● **GOAL OF THE EXERCISE**
Give the number of lines below that contain the word "punto", and nothing else.

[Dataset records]
__________
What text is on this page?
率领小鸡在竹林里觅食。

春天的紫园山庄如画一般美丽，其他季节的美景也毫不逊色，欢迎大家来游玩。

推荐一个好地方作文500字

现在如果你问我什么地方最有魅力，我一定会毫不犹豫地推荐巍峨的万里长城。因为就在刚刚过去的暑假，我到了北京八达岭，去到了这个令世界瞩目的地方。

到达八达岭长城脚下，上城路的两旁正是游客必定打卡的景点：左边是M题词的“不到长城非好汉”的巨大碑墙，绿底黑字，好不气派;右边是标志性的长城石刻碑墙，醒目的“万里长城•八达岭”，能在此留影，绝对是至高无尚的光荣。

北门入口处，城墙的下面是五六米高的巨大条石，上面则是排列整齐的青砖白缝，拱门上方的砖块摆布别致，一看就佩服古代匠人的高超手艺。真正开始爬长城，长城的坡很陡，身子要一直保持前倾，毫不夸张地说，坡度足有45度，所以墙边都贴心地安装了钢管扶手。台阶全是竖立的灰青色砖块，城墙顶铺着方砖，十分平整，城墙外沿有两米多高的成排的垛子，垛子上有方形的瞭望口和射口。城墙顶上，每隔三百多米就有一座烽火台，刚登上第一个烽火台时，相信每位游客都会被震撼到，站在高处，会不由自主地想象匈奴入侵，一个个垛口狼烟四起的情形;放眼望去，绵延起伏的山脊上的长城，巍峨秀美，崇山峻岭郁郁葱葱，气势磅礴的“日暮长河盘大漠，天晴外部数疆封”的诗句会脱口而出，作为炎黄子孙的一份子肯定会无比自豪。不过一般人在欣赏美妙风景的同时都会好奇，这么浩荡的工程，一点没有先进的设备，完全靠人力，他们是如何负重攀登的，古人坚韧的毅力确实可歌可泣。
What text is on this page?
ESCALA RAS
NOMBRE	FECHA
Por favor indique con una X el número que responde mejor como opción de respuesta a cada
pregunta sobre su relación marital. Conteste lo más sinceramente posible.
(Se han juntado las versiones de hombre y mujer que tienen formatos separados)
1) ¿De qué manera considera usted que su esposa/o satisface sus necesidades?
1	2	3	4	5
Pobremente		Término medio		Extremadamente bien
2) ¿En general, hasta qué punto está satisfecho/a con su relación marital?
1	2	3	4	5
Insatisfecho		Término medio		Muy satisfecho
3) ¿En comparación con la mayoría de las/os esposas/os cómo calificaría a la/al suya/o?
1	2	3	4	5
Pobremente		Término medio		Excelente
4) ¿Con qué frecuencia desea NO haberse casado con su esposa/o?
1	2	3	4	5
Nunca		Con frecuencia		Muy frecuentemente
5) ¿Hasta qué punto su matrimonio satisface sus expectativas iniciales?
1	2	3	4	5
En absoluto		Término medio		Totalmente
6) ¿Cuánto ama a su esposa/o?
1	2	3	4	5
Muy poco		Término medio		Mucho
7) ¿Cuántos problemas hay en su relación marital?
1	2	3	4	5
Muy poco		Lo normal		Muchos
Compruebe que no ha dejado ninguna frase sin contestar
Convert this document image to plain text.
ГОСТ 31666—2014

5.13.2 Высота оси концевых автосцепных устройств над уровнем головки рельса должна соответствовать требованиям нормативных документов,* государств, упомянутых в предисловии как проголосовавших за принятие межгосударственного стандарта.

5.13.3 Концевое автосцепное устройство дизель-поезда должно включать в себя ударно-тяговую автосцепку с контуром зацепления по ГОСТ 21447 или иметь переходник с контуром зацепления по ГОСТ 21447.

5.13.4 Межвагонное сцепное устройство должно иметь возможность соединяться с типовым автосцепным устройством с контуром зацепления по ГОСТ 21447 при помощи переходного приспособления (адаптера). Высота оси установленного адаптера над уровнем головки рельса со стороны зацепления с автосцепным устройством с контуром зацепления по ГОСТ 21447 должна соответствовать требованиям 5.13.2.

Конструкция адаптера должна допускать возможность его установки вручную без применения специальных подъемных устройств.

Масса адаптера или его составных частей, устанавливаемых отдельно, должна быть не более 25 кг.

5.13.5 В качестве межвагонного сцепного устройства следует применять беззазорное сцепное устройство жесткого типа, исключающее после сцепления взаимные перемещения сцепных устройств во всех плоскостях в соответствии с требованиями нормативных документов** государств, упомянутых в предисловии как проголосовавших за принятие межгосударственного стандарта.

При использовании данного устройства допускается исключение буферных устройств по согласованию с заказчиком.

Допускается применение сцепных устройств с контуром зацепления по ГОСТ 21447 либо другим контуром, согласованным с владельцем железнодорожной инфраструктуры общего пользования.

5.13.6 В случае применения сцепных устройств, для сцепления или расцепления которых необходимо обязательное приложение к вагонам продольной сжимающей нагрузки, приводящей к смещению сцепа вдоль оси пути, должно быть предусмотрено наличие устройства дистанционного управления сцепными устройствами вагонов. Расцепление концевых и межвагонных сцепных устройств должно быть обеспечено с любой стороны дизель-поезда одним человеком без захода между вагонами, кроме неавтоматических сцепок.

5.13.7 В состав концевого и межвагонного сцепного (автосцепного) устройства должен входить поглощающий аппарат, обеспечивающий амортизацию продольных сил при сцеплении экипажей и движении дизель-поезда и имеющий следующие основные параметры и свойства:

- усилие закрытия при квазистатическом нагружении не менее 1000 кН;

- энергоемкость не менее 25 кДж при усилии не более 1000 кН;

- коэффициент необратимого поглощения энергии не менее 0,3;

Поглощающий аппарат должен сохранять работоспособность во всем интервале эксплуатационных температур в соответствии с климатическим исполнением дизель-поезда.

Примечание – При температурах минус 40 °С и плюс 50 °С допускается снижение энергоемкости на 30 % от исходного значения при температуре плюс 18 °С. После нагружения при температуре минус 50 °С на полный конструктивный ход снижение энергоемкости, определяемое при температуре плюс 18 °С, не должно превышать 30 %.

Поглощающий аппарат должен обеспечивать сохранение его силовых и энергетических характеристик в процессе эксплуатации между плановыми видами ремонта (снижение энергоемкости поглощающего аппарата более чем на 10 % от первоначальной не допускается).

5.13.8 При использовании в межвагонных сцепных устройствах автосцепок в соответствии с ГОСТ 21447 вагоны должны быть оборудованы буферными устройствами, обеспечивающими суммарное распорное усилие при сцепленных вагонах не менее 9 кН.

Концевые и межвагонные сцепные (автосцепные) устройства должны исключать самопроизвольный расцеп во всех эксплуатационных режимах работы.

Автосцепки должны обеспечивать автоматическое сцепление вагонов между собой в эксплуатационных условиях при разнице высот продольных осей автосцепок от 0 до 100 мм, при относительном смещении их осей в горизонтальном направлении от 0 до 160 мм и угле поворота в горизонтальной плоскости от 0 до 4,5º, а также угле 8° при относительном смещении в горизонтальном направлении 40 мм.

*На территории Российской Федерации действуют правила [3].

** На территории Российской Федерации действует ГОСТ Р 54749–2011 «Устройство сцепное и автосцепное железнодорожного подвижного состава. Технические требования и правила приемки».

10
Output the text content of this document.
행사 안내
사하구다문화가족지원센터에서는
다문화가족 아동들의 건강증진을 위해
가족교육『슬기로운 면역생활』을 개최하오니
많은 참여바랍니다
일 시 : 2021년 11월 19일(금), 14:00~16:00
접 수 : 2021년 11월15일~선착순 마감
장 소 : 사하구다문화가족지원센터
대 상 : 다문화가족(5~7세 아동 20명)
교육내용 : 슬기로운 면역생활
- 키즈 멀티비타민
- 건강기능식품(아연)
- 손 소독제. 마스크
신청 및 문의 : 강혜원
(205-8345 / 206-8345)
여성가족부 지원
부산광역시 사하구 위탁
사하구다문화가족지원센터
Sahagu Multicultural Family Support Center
__________
● **TASK RESULT**
2